*Tareas escritas*.
**A.** Traduce al inglés esta oración del texto sobre Talandracas: "En las labores agrícolas y en la venta de los terrenos se mencionaba la cuadra, la brazada y la vara."
**B.** Indica, según el texto sobre Talandracas, qué medidas tenía la poza que se usaba para el desyerbo y la siega de arroz.

*Texto del documento*.
|---|
Talandracas como caserío, se ubica en una loma no muy alta, de aspecto torcido y alargada, que se asemeja a una serpiente en plena retirada, es de suelo pedregoso, en su inicio se podían apreciar las casas de paredes construidas con horcones, vigas y tabique de algarrobo, revestidas con barro, con techos de teja, que con el correr del tiempo cedieron el paso a las construcciones de casas con paredes de adobe, techos de calamina y algunas de material noble. La loma corre en paralelo al río Charanal, río que sólo en los meses de lluvia se muestra con gran caudal y se vuelve atrevido, pasada esa época no es más que un río mosca muerta.

Casa Hacienda Talandracas. Piura década del sesenta. Cortesía de la familia Sandoval Carbajal.
Nací en Talandracas, en una época donde casi todos al nacer eran recibidos por la partera, que luego al crecer nos recordaba los servicios que había prestado y desde luego que asumimos con ella una deuda permanente.

Allí nací y me crie, tiempos en el que el intercambio comercial de los productos como el maíz, arroz  y las menestras se hacía teniendo como unidad de medida el quintal, la libra y la onza. El quintal contenia cuatro arrobas, la arroba, es igual a  veinticinco libras y la libra a dieciséis onzas. La yuca se intercambiaba por alforjas. El algodón, por cargas. En los productos líquidos se hablaba de botella, media botella y un cuarto. Para la venta, de las salchichas y las rellenas de chancho, se ofrecía por cuartas. Los limones y mangos, por cajas, cuartillas y cientos. El kerosene se vendía por latas, galonera y botella. La chicha de jora tenía como unidad de medida, la lata y la jarra. Las guabas y las cañas por docenas y cientos. El panadero por la compra de su producto, nos daba el vendaje. En las labores agrícolas y en la venta de los terrenos se mencionaba la cuadra, la brazada y la vara. Para las labores del  desyerbo y la ciega de arroz, se mencionaba la poza, un área cuadrada, con medidas de doce varas por los cuatro lados.

Época del reinado de la infundia, que se preparaba sobre la base de la grasa de las aves de corral y sobre todo de la gallina, producto muy requerido por las componedores que la utilizaban para aliviar la torcedura de huesos  y las estiradas de tendones, la usaban como frotación algo así como en estos tiempos el charcot casero. Que yo sepa nadie cuestionaba sus dones curativos pero es cierto que todos lo usábamos.
En mi pueblo, casi todas las familias, recurrían a las hojas de la planta de cuncun, para curar el mal de aire, y algunos rezadores para vencer al chucaque se apoyaban  en el humo de los cigarros sin filtro y que eran de la marca inca.

Tiempos aquellos, cuando de niños pedíamos de propina medio sol, una peseta o un real y verdad, en el tambo de la Elvita y de la señora Teresa, estas monedas eran bien respetaditas, porque tenían valor. Con una peseta se llenaban nuestras manos de niño, con confites en forma de pera y galletas chicas con la silueta de animalitos.
|---|
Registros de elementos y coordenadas

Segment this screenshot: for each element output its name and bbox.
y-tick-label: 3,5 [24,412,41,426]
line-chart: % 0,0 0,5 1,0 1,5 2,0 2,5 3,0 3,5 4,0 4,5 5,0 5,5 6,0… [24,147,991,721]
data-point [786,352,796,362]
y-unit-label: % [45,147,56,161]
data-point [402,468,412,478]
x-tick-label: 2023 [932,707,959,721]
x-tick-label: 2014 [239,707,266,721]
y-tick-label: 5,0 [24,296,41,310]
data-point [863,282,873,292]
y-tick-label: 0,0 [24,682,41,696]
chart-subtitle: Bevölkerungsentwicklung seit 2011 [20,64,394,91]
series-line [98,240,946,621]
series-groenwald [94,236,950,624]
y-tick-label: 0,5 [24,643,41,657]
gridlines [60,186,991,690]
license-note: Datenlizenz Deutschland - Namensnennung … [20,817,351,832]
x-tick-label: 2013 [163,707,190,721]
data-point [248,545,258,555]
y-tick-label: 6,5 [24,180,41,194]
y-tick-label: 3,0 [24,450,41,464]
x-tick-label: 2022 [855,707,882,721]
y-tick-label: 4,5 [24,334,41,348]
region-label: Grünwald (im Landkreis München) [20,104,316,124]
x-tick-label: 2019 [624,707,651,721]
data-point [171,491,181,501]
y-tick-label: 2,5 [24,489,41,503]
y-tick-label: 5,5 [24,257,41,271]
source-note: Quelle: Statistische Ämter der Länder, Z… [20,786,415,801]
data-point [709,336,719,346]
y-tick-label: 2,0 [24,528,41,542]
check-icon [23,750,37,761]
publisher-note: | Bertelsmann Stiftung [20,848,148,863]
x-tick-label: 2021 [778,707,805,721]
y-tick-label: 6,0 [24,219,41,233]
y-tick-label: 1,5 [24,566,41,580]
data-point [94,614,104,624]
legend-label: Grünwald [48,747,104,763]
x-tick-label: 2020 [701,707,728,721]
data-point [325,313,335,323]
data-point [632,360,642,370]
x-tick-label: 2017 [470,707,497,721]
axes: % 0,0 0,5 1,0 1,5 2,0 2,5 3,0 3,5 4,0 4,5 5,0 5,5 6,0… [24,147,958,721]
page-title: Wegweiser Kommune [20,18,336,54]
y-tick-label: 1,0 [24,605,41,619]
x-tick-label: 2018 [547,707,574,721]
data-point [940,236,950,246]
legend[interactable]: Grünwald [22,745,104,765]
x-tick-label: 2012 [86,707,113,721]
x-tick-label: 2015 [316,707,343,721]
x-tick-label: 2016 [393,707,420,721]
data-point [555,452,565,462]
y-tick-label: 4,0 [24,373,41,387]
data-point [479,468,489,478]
|---|
*Respuestas a tareas*.
**A.** In farm work and in the sale of land, people spoke of the cuadra, the brazada and the vara.

**B.** Era un área cuadrada de doce varas por cada uno de sus cuatro lados.